- _Given request_: Print each line of the listing once more, precisely as given.

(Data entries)

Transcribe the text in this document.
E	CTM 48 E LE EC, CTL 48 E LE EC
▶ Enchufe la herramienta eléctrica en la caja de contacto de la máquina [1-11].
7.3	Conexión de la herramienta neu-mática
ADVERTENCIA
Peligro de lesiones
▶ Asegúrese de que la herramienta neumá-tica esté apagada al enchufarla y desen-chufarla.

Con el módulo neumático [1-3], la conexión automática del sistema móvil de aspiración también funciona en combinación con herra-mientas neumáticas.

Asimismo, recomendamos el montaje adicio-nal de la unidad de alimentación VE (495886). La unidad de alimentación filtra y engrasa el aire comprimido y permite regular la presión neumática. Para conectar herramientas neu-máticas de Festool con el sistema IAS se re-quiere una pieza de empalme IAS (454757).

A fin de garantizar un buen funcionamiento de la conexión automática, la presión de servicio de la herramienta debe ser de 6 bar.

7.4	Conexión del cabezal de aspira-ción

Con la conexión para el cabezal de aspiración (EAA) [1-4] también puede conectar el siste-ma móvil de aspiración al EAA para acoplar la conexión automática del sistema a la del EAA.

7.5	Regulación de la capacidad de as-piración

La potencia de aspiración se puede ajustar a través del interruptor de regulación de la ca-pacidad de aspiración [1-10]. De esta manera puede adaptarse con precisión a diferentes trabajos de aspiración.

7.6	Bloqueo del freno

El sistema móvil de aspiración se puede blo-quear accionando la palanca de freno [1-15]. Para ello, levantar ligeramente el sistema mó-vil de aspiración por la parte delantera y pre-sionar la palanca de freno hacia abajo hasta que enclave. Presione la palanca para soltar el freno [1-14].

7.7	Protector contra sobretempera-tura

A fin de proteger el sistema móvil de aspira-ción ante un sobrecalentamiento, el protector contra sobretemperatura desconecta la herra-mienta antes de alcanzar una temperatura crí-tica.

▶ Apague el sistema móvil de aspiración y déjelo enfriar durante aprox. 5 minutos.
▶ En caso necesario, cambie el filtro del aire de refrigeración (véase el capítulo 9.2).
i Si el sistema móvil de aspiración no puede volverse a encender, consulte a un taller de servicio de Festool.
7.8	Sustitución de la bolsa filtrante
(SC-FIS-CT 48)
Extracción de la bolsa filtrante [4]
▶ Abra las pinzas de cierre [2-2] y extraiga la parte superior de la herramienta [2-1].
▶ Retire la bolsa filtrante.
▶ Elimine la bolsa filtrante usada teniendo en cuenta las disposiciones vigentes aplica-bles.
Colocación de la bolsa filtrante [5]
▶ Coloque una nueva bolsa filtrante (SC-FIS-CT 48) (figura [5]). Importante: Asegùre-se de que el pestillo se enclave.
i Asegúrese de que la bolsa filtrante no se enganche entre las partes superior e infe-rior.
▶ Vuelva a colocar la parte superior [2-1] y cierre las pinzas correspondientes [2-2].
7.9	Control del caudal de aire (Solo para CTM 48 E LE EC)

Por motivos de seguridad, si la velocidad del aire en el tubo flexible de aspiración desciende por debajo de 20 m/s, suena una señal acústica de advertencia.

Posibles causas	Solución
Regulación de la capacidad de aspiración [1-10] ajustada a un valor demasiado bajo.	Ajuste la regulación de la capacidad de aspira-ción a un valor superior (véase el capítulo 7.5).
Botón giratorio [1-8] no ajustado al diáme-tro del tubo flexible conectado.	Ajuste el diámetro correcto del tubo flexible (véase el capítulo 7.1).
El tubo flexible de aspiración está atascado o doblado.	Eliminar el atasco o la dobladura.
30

- _Response_:
Transcribe the text in this document.
E	CTM 48 E LE EC, CTL 48 E LE EC
▶ Enchufe la herramienta eléctrica en la caja de contacto de la máquina [1-11].
7.3	Conexión de la herramienta neu-mática
ADVERTENCIA
Peligro de lesiones
▶ Asegúrese de que la herramienta neumá-tica esté apagada al enchufarla y desen-chufarla.

Con el módulo neumático [1-3], la conexión automática del sistema móvil de aspiración también funciona en combinación con herra-mientas neumáticas.

Asimismo, recomendamos el montaje adicio-nal de la unidad de alimentación VE (495886). La unidad de alimentación filtra y engrasa el aire comprimido y permite regular la presión neumática. Para conectar herramientas neu-máticas de Festool con el sistema IAS se re-quiere una pieza de empalme IAS (454757).

A fin de garantizar un buen funcionamiento de la conexión automática, la presión de servicio de la herramienta debe ser de 6 bar.

7.4	Conexión del cabezal de aspira-ción

Con la conexión para el cabezal de aspiración (EAA) [1-4] también puede conectar el siste-ma móvil de aspiración al EAA para acoplar la conexión automática del sistema a la del EAA.

7.5	Regulación de la capacidad de as-piración

La potencia de aspiración se puede ajustar a través del interruptor de regulación de la ca-pacidad de aspiración [1-10]. De esta manera puede adaptarse con precisión a diferentes trabajos de aspiración.

7.6	Bloqueo del freno

El sistema móvil de aspiración se puede blo-quear accionando la palanca de freno [1-15]. Para ello, levantar ligeramente el sistema mó-vil de aspiración por la parte delantera y pre-sionar la palanca de freno hacia abajo hasta que enclave. Presione la palanca para soltar el freno [1-14].

7.7	Protector contra sobretempera-tura

A fin de proteger el sistema móvil de aspira-ción ante un sobrecalentamiento, el protector contra sobretemperatura desconecta la herra-mienta antes de alcanzar una temperatura crí-tica.

▶ Apague el sistema móvil de aspiración y déjelo enfriar durante aprox. 5 minutos.
▶ En caso necesario, cambie el filtro del aire de refrigeración (véase el capítulo 9.2).
i Si el sistema móvil de aspiración no puede volverse a encender, consulte a un taller de servicio de Festool.
7.8	Sustitución de la bolsa filtrante
(SC-FIS-CT 48)
Extracción de la bolsa filtrante [4]
▶ Abra las pinzas de cierre [2-2] y extraiga la parte superior de la herramienta [2-1].
▶ Retire la bolsa filtrante.
▶ Elimine la bolsa filtrante usada teniendo en cuenta las disposiciones vigentes aplica-bles.
Colocación de la bolsa filtrante [5]
▶ Coloque una nueva bolsa filtrante (SC-FIS-CT 48) (figura [5]). Importante: Asegùre-se de que el pestillo se enclave.
i Asegúrese de que la bolsa filtrante no se enganche entre las partes superior e infe-rior.
▶ Vuelva a colocar la parte superior [2-1] y cierre las pinzas correspondientes [2-2].
7.9	Control del caudal de aire (Solo para CTM 48 E LE EC)

Por motivos de seguridad, si la velocidad del aire en el tubo flexible de aspiración desciende por debajo de 20 m/s, suena una señal acústica de advertencia.

Posibles causas	Solución
Regulación de la capacidad de aspiración [1-10] ajustada a un valor demasiado bajo.	Ajuste la regulación de la capacidad de aspira-ción a un valor superior (véase el capítulo 7.5).
Botón giratorio [1-8] no ajustado al diáme-tro del tubo flexible conectado.	Ajuste el diámetro correcto del tubo flexible (véase el capítulo 7.1).
El tubo flexible de aspiración está atascado o doblado.	Eliminar el atasco o la dobladura.
30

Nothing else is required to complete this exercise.